_Task goal_
Leave the pictures out. Return all other data exactly.

_Dataset records_
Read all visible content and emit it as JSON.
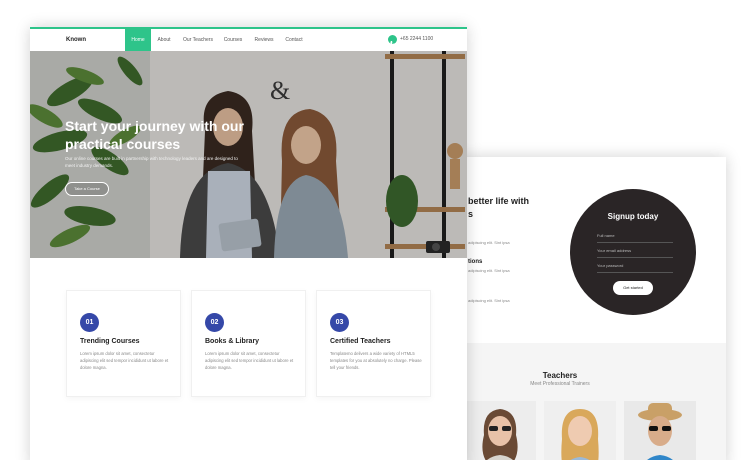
{
  "colors": {
    "accent": "#2ec48a",
    "number_badge": "#3548a8",
    "signup_bg": "#2a2526"
  },
  "nav": {
    "brand": "Known",
    "items": [
      {
        "label": "Home",
        "active": true
      },
      {
        "label": "About",
        "active": false
      },
      {
        "label": "Our Teachers",
        "active": false
      },
      {
        "label": "Courses",
        "active": false
      },
      {
        "label": "Reviews",
        "active": false
      },
      {
        "label": "Contact",
        "active": false
      }
    ],
    "phone_icon": "phone-icon",
    "phone": "+65 2244 1100"
  },
  "hero": {
    "title": "Start your journey with our practical courses",
    "description": "Our online courses are built in partnership with technology leaders and are designed to meet industry demands.",
    "button": "Take a Course"
  },
  "features": [
    {
      "number": "01",
      "title": "Trending Courses",
      "text": "Lorem ipsum dolor sit amet, consectetur adipiscing elit sed tempor incididunt ut labore et dolore magna."
    },
    {
      "number": "02",
      "title": "Books & Library",
      "text": "Lorem ipsum dolor sit amet, consectetur adipiscing elit sed tempor incididunt ut labore et dolore magna."
    },
    {
      "number": "03",
      "title": "Certified Teachers",
      "text": "Templatemo delivers a wide variety of HTML5 templates for you at absolutely no charge. Please tell your friends."
    }
  ],
  "back": {
    "heading": "better life with",
    "heading_line2": "s",
    "feature1_text": "adipiscing elit. Sint ipsa",
    "feature2_title": "tions",
    "feature2_text": "adipiscing elit. Sint ipsa",
    "feature3_text": "adipiscing elit. Sint ipsa",
    "signup": {
      "title": "Signup today",
      "full_name": "Full name",
      "email": "Your email address",
      "password": "Your password",
      "button": "Get started"
    },
    "teachers": {
      "title": "Teachers",
      "subtitle": "Meet Professional Trainers"
    }
  }
}
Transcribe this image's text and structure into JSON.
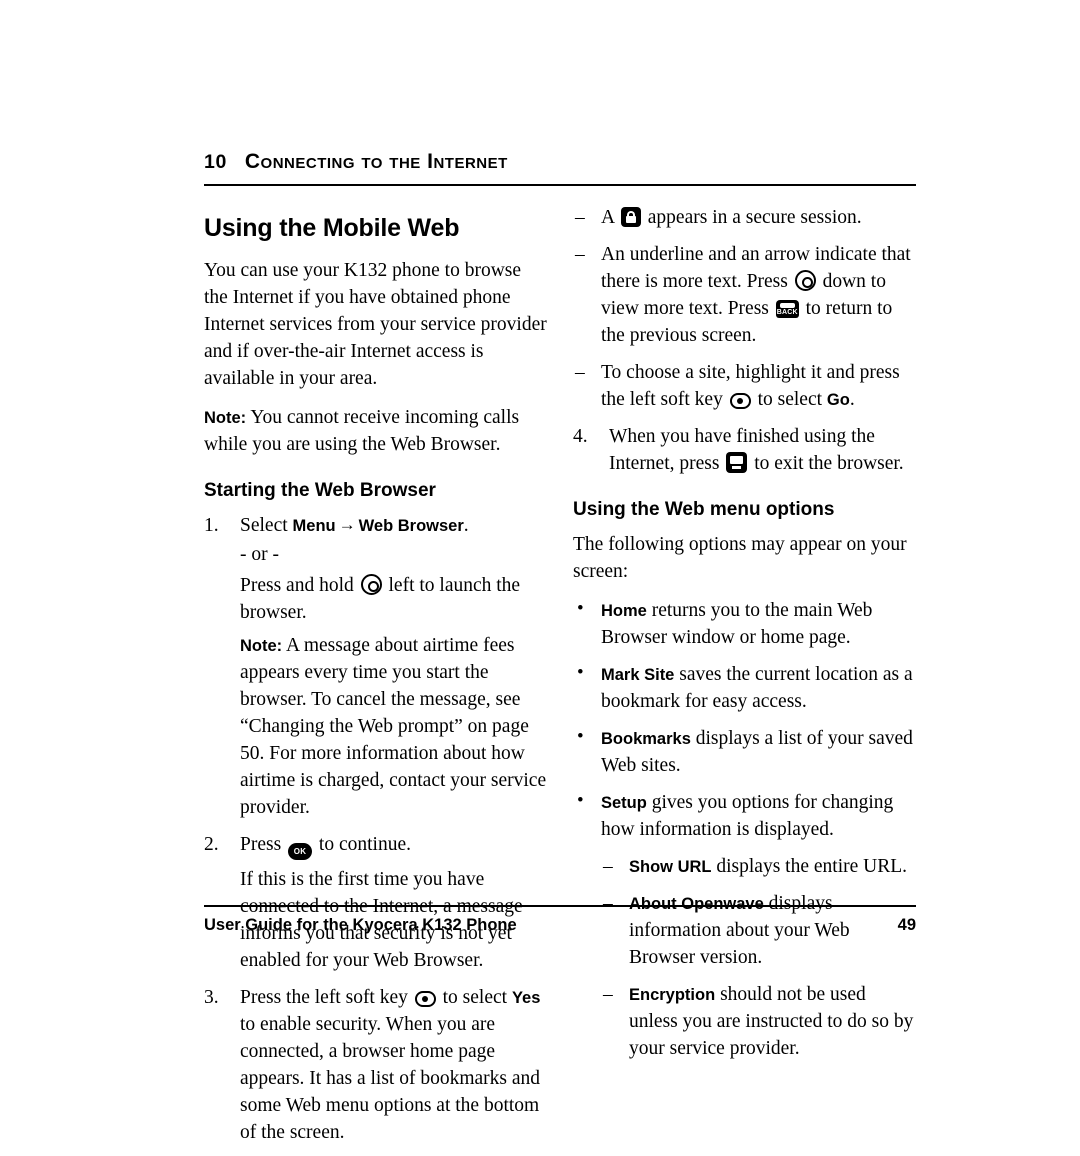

_Full output_
Read all visible content and emit it as JSON.
{
  "colors": {
    "accent": "#2ec48a",
    "number_badge": "#3548a8",
    "signup_bg": "#2a2526"
  },
  "nav": {
    "brand": "Known",
    "items": [
      {
        "label": "Home",
        "active": true
      },
      {
        "label": "About",
        "active": false
      },
      {
        "label": "Our Teachers",
        "active": false
      },
      {
        "label": "Courses",
        "active": false
      },
      {
        "label": "Reviews",
        "active": false
      },
      {
        "label": "Contact",
        "active": false
      }
    ],
    "phone_icon": "phone-icon",
    "phone": "+65 2244 1100"
  },
  "hero": {
    "title": "Start your journey with our practical courses",
    "description": "Our online courses are built in partnership with technology leaders and are designed to meet industry demands.",
    "button": "Take a Course"
  },
  "features": [
    {
      "number": "01",
      "title": "Trending Courses",
      "text": "Lorem ipsum dolor sit amet, consectetur adipiscing elit sed tempor incididunt ut labore et dolore magna."
    },
    {
      "number": "02",
      "title": "Books & Library",
      "text": "Lorem ipsum dolor sit amet, consectetur adipiscing elit sed tempor incididunt ut labore et dolore magna."
    },
    {
      "number": "03",
      "title": "Certified Teachers",
      "text": "Templatemo delivers a wide variety of HTML5 templates for you at absolutely no charge. Please tell your friends."
    }
  ],
  "back": {
    "heading": "better life with",
    "heading_line2": "s",
    "feature1_text": "adipiscing elit. Sint ipsa",
    "feature2_title": "tions",
    "feature2_text": "adipiscing elit. Sint ipsa",
    "feature3_text": "adipiscing elit. Sint ipsa",
    "signup": {
      "title": "Signup today",
      "full_name": "Full name",
      "email": "Your email address",
      "password": "Your password",
      "button": "Get started"
    },
    "teachers": {
      "title": "Teachers",
      "subtitle": "Meet Professional Trainers"
    }
  }
}
Transcribe this image's text and structure into JSON.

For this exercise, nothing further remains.